(Collected data entries)
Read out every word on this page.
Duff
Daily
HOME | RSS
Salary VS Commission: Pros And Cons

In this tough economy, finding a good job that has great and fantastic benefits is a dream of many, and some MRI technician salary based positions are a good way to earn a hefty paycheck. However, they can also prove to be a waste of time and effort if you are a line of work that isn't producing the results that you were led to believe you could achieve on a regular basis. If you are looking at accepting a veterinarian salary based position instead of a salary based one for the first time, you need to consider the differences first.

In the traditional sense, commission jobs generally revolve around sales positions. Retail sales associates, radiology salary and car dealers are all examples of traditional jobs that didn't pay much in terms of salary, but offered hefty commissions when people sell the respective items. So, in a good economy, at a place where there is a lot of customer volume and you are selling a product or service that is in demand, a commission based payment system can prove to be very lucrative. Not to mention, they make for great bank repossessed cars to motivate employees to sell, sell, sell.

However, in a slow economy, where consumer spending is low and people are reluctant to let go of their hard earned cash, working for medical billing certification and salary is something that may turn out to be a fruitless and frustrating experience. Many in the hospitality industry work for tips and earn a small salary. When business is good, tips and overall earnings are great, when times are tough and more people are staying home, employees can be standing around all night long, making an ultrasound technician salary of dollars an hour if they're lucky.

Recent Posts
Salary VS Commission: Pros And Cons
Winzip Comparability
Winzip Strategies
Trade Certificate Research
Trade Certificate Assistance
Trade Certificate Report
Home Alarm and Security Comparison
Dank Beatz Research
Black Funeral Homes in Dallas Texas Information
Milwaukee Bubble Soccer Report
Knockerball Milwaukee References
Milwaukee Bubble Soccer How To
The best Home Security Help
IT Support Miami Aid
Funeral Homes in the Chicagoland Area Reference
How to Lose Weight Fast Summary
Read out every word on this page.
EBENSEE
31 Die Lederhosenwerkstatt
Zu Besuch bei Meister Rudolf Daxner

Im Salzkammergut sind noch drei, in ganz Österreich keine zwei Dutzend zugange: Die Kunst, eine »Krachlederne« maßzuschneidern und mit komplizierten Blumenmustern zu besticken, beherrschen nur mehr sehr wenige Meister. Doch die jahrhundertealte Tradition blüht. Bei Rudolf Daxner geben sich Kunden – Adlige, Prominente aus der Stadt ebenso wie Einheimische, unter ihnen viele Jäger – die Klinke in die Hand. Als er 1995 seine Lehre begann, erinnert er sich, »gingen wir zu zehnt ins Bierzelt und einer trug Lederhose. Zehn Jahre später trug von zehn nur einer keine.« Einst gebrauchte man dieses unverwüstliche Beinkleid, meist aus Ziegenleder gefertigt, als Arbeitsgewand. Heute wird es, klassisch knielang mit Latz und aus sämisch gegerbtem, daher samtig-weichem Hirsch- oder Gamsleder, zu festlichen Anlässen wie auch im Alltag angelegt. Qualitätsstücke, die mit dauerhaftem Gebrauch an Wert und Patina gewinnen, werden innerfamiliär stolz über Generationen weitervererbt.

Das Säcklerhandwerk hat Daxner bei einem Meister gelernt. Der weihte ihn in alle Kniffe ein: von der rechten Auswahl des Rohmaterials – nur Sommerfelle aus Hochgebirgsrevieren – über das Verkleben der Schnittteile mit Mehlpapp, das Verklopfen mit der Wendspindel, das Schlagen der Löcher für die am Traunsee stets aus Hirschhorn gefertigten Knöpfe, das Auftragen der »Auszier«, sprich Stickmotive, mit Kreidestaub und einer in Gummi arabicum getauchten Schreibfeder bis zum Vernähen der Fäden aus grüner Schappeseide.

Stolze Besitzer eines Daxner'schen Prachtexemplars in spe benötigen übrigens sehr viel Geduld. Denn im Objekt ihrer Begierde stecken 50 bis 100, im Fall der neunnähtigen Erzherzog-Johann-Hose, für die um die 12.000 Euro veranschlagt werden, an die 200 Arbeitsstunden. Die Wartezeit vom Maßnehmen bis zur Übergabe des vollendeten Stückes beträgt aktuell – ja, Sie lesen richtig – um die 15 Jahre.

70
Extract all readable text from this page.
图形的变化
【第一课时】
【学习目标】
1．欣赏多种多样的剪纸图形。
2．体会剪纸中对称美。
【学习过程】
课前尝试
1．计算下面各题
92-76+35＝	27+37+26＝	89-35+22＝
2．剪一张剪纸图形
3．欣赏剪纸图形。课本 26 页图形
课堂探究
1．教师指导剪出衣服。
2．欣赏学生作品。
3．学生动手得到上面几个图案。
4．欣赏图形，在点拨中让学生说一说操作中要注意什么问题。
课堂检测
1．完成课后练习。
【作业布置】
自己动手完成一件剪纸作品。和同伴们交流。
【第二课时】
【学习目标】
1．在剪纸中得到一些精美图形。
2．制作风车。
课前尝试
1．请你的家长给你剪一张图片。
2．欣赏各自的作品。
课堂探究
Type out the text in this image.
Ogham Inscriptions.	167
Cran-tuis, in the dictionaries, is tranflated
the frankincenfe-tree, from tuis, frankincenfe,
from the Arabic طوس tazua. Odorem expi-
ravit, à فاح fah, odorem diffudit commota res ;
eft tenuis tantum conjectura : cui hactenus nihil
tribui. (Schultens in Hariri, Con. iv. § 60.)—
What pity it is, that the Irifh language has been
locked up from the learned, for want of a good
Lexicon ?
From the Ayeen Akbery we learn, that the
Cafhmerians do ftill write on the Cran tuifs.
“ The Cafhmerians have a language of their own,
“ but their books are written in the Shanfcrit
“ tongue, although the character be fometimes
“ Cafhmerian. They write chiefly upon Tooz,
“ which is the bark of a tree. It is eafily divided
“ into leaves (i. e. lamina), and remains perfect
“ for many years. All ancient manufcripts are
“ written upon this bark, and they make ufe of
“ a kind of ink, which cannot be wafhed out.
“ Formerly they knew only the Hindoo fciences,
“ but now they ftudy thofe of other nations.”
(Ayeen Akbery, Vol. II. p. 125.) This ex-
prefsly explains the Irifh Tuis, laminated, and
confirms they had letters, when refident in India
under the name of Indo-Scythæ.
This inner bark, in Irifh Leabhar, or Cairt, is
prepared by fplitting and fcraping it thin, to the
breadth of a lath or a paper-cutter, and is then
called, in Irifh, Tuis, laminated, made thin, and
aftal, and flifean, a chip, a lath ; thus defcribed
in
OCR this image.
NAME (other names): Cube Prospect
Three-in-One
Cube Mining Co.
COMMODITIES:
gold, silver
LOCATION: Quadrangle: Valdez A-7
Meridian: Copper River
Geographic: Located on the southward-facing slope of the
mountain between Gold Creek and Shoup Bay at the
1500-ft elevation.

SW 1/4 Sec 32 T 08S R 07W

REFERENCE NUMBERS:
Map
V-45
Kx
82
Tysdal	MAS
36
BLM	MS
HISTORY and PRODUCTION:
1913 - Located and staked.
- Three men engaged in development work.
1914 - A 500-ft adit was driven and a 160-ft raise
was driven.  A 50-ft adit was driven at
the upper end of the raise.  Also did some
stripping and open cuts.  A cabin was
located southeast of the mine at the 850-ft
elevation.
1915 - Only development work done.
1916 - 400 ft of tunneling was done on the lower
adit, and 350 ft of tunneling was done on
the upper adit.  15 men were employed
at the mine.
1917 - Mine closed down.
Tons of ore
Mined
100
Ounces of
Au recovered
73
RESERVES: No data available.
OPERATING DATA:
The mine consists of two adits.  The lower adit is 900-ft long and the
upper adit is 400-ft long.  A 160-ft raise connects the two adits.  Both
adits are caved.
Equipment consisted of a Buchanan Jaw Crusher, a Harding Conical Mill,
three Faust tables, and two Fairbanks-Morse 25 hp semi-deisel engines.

§ BRIEF: Pick out each line in the material containing "tree".

§ EXERCISE ANSWER:
the frankincenfe-tree, from tuis, frankincenfe,
“ which is the bark of a tree. It is eafily divided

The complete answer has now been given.